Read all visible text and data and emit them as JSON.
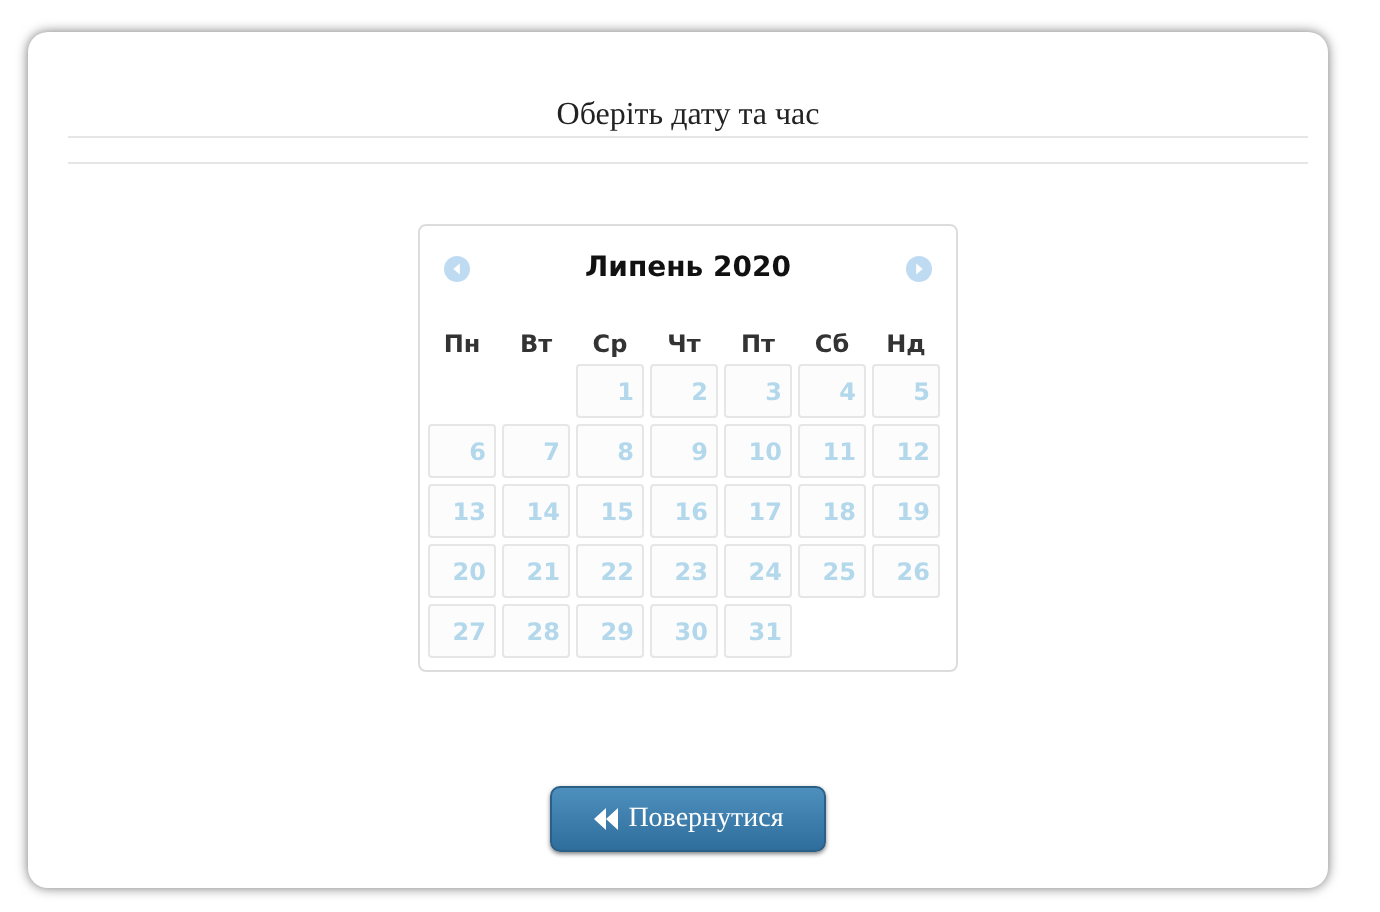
{
  "title": "Оберіть дату та час",
  "calendar": {
    "month": "Липень 2020",
    "prev_disabled": true,
    "next_disabled": true,
    "weekdays": [
      "Пн",
      "Вт",
      "Ср",
      "Чт",
      "Пт",
      "Сб",
      "Нд"
    ],
    "weeks": [
      [
        {
          "day": "1",
          "disabled": true
        },
        {
          "day": "2",
          "disabled": true
        },
        {
          "day": "3",
          "disabled": true
        },
        {
          "day": "4",
          "disabled": true
        },
        {
          "day": "5",
          "disabled": true
        }
      ],
      [
        {
          "day": "6",
          "disabled": true
        },
        {
          "day": "7",
          "disabled": true
        },
        {
          "day": "8",
          "disabled": true
        },
        {
          "day": "9",
          "disabled": true
        },
        {
          "day": "10",
          "disabled": true
        },
        {
          "day": "11",
          "disabled": true
        },
        {
          "day": "12",
          "disabled": true
        }
      ],
      [
        {
          "day": "13",
          "disabled": true
        },
        {
          "day": "14",
          "disabled": true
        },
        {
          "day": "15",
          "disabled": true
        },
        {
          "day": "16",
          "disabled": true
        },
        {
          "day": "17",
          "disabled": true
        },
        {
          "day": "18",
          "disabled": true
        },
        {
          "day": "19",
          "disabled": true
        }
      ],
      [
        {
          "day": "20",
          "disabled": true
        },
        {
          "day": "21",
          "disabled": true
        },
        {
          "day": "22",
          "disabled": true
        },
        {
          "day": "23",
          "disabled": true
        },
        {
          "day": "24",
          "disabled": true
        },
        {
          "day": "25",
          "disabled": true
        },
        {
          "day": "26",
          "disabled": true
        }
      ],
      [
        {
          "day": "27",
          "disabled": true
        },
        {
          "day": "28",
          "disabled": true
        },
        {
          "day": "29",
          "disabled": true
        },
        {
          "day": "30",
          "disabled": true
        },
        {
          "day": "31",
          "disabled": true
        }
      ]
    ]
  },
  "back_button": "Повернутися"
}
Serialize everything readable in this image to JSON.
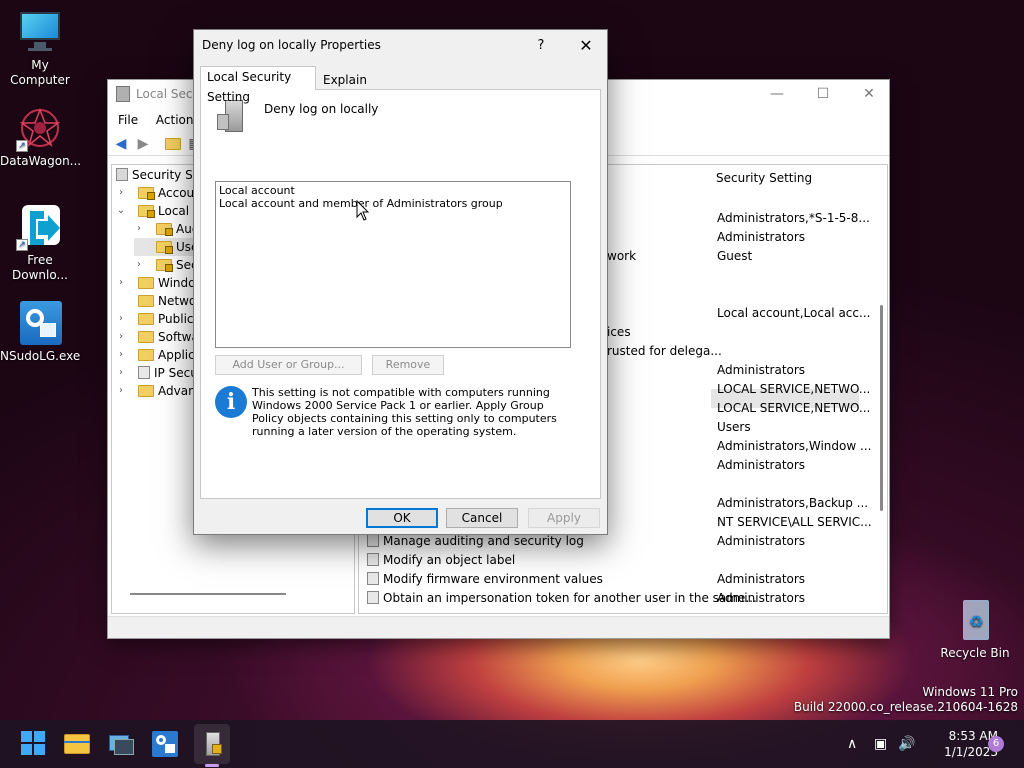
{
  "desktop": {
    "icons": [
      {
        "label": "My Computer"
      },
      {
        "label": "DataWagon..."
      },
      {
        "label": "Free Downlo..."
      },
      {
        "label": "NSudoLG.exe"
      },
      {
        "label": "Recycle Bin"
      }
    ],
    "watermark": {
      "line1": "Windows 11 Pro",
      "line2": "Build 22000.co_release.210604-1628"
    }
  },
  "lsp_window": {
    "title": "Local Secu",
    "menu": {
      "file": "File",
      "action": "Action"
    },
    "tree": {
      "items": [
        {
          "label": "Security Se",
          "expander": ""
        },
        {
          "label": "Accoun",
          "expander": "›"
        },
        {
          "label": "Local P",
          "expander": "⌄"
        },
        {
          "label": "Aud",
          "expander": "›"
        },
        {
          "label": "Use",
          "expander": ""
        },
        {
          "label": "Sec",
          "expander": "›"
        },
        {
          "label": "Windov",
          "expander": "›"
        },
        {
          "label": "Networ",
          "expander": ""
        },
        {
          "label": "Public I",
          "expander": "›"
        },
        {
          "label": "Softwa",
          "expander": "›"
        },
        {
          "label": "Applica",
          "expander": "›"
        },
        {
          "label": "IP Secu",
          "expander": "›"
        },
        {
          "label": "Advanc",
          "expander": "›"
        }
      ]
    },
    "list": {
      "column_header": "Security Setting",
      "policy_fragments": [
        {
          "text": "work"
        },
        {
          "text": "ices"
        },
        {
          "text": "rusted for delega..."
        }
      ],
      "settings": [
        "Administrators,*S-1-5-8...",
        "Administrators",
        "Guest",
        "Local account,Local acc...",
        "Administrators",
        "LOCAL SERVICE,NETWO...",
        "LOCAL SERVICE,NETWO...",
        "Users",
        "Administrators,Window ...",
        "Administrators",
        "Administrators,Backup ...",
        "NT SERVICE\\ALL SERVIC...",
        "Administrators",
        "",
        "Administrators",
        "Administrators"
      ],
      "policies_visible": [
        "Manage auditing and security log",
        "Modify an object label",
        "Modify firmware environment values",
        "Obtain an impersonation token for another user in the same..."
      ]
    }
  },
  "dialog": {
    "title": "Deny log on locally Properties",
    "help": "?",
    "close": "✕",
    "tabs": {
      "setting": "Local Security Setting",
      "explain": "Explain"
    },
    "policy_name": "Deny log on locally",
    "accounts": [
      "Local account",
      "Local account and member of Administrators group"
    ],
    "add_button": "Add User or Group...",
    "remove_button": "Remove",
    "info_icon": "i",
    "info_text": "This setting is not compatible with computers running Windows 2000 Service Pack 1 or earlier.  Apply Group Policy objects containing this setting only to computers running a later version of the operating system.",
    "ok": "OK",
    "cancel": "Cancel",
    "apply": "Apply"
  },
  "taskbar": {
    "time": "8:53 AM",
    "date": "1/1/2023",
    "notification_count": "6",
    "chevron": "∧"
  }
}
**********
_Exercise description_.
Write only the number of lines that include "JSON".

_Completed exercise_.
2